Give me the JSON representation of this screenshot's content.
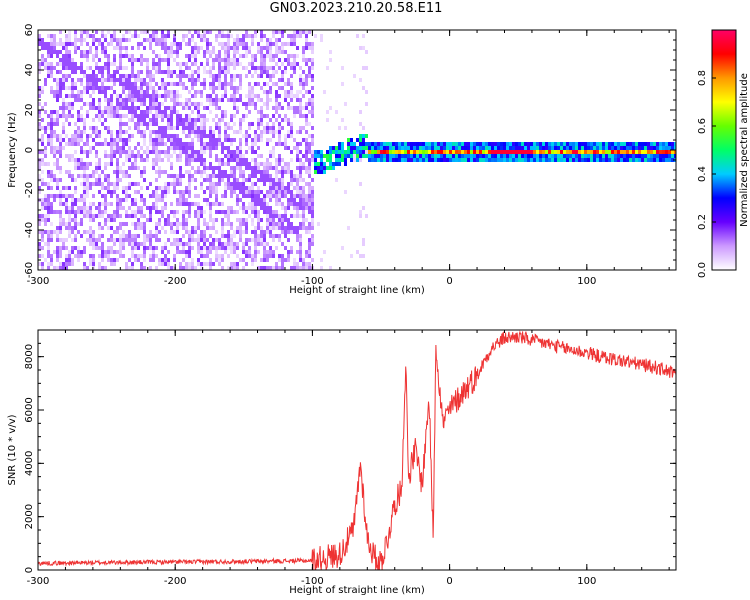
{
  "page_title": "GN03.2023.210.20.58.E11",
  "colors": {
    "background": "#ffffff",
    "snr_line": "#ee3333",
    "axis": "#000000"
  },
  "chart_data": [
    {
      "type": "heatmap",
      "title": "",
      "xlabel": "Height of straight line (km)",
      "ylabel": "Frequency (Hz)",
      "xlim": [
        -300,
        165
      ],
      "ylim": [
        -60,
        60
      ],
      "xticks": [
        -300,
        -200,
        -100,
        0,
        100
      ],
      "yticks": [
        -60,
        -40,
        -20,
        0,
        20,
        40,
        60
      ],
      "colorbar": {
        "label": "Normalized spectral amplitude",
        "range": [
          0,
          1
        ],
        "ticks": [
          "0.0",
          "0.2",
          "0.4",
          "0.6",
          "0.8"
        ],
        "tick_values": [
          0,
          0.2,
          0.4,
          0.6,
          0.8
        ],
        "colormap": [
          "#ffffff",
          "#cc99ff",
          "#6600ff",
          "#0000ff",
          "#00ccff",
          "#00ff66",
          "#66ff00",
          "#ffff00",
          "#ff9900",
          "#ff0000",
          "#ff0066"
        ]
      },
      "features": {
        "noise_region_x": [
          -300,
          -100
        ],
        "noise_amplitude_range": [
          0.0,
          0.15
        ],
        "diagonal_streaks": [
          {
            "x_start": -300,
            "y_start": 55,
            "x_end": -110,
            "y_end": -40
          },
          {
            "x_start": -260,
            "y_start": 45,
            "x_end": -100,
            "y_end": -30
          }
        ],
        "transition_x": [
          -100,
          -60
        ],
        "transition_freq": [
          -10,
          10
        ],
        "tone_x": [
          -60,
          165
        ],
        "tone_freq": 0,
        "tone_peak_x": [
          30,
          60
        ]
      }
    },
    {
      "type": "line",
      "title": "",
      "xlabel": "Height of straight line (km)",
      "ylabel": "SNR (10 * v/v)",
      "xlim": [
        -300,
        165
      ],
      "ylim": [
        0,
        9000
      ],
      "xticks": [
        -300,
        -200,
        -100,
        0,
        100
      ],
      "yticks": [
        0,
        2000,
        4000,
        6000,
        8000
      ],
      "series": [
        {
          "color": "#ee3333",
          "x": [
            -300,
            -250,
            -200,
            -150,
            -100,
            -80,
            -70,
            -65,
            -60,
            -55,
            -50,
            -45,
            -40,
            -35,
            -32,
            -30,
            -25,
            -20,
            -15,
            -12,
            -10,
            -5,
            0,
            10,
            20,
            30,
            40,
            50,
            60,
            70,
            80,
            90,
            100,
            110,
            120,
            130,
            140,
            150,
            160,
            165
          ],
          "y": [
            250,
            280,
            300,
            320,
            350,
            600,
            1500,
            4000,
            1200,
            500,
            300,
            1200,
            2500,
            3000,
            7800,
            3500,
            4500,
            3200,
            6500,
            1200,
            8500,
            5500,
            6000,
            6700,
            7300,
            8300,
            8700,
            8750,
            8600,
            8500,
            8350,
            8250,
            8150,
            8000,
            7900,
            7800,
            7700,
            7600,
            7450,
            7300
          ]
        }
      ]
    }
  ]
}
━━━━━━━━━━━━━━━━
● **DIRECTION**
Repeat each entry above word for word, leaving every picture out.

● **RESULT FOR THIS TASK**
Give me the JSON representation of this screenshot's content.
{
  "page_title": "GN03.2023.210.20.58.E11",
  "colors": {
    "background": "#ffffff",
    "snr_line": "#ee3333",
    "axis": "#000000"
  },
  "chart_data": [
    {
      "type": "heatmap",
      "title": "",
      "xlabel": "Height of straight line (km)",
      "ylabel": "Frequency (Hz)",
      "xlim": [
        -300,
        165
      ],
      "ylim": [
        -60,
        60
      ],
      "xticks": [
        -300,
        -200,
        -100,
        0,
        100
      ],
      "yticks": [
        -60,
        -40,
        -20,
        0,
        20,
        40,
        60
      ],
      "colorbar": {
        "label": "Normalized spectral amplitude",
        "range": [
          0,
          1
        ],
        "ticks": [
          "0.0",
          "0.2",
          "0.4",
          "0.6",
          "0.8"
        ],
        "tick_values": [
          0,
          0.2,
          0.4,
          0.6,
          0.8
        ],
        "colormap": [
          "#ffffff",
          "#cc99ff",
          "#6600ff",
          "#0000ff",
          "#00ccff",
          "#00ff66",
          "#66ff00",
          "#ffff00",
          "#ff9900",
          "#ff0000",
          "#ff0066"
        ]
      },
      "features": {
        "noise_region_x": [
          -300,
          -100
        ],
        "noise_amplitude_range": [
          0.0,
          0.15
        ],
        "diagonal_streaks": [
          {
            "x_start": -300,
            "y_start": 55,
            "x_end": -110,
            "y_end": -40
          },
          {
            "x_start": -260,
            "y_start": 45,
            "x_end": -100,
            "y_end": -30
          }
        ],
        "transition_x": [
          -100,
          -60
        ],
        "transition_freq": [
          -10,
          10
        ],
        "tone_x": [
          -60,
          165
        ],
        "tone_freq": 0,
        "tone_peak_x": [
          30,
          60
        ]
      }
    },
    {
      "type": "line",
      "title": "",
      "xlabel": "Height of straight line (km)",
      "ylabel": "SNR (10 * v/v)",
      "xlim": [
        -300,
        165
      ],
      "ylim": [
        0,
        9000
      ],
      "xticks": [
        -300,
        -200,
        -100,
        0,
        100
      ],
      "yticks": [
        0,
        2000,
        4000,
        6000,
        8000
      ],
      "series": [
        {
          "color": "#ee3333",
          "x": [
            -300,
            -250,
            -200,
            -150,
            -100,
            -80,
            -70,
            -65,
            -60,
            -55,
            -50,
            -45,
            -40,
            -35,
            -32,
            -30,
            -25,
            -20,
            -15,
            -12,
            -10,
            -5,
            0,
            10,
            20,
            30,
            40,
            50,
            60,
            70,
            80,
            90,
            100,
            110,
            120,
            130,
            140,
            150,
            160,
            165
          ],
          "y": [
            250,
            280,
            300,
            320,
            350,
            600,
            1500,
            4000,
            1200,
            500,
            300,
            1200,
            2500,
            3000,
            7800,
            3500,
            4500,
            3200,
            6500,
            1200,
            8500,
            5500,
            6000,
            6700,
            7300,
            8300,
            8700,
            8750,
            8600,
            8500,
            8350,
            8250,
            8150,
            8000,
            7900,
            7800,
            7700,
            7600,
            7450,
            7300
          ]
        }
      ]
    }
  ]
}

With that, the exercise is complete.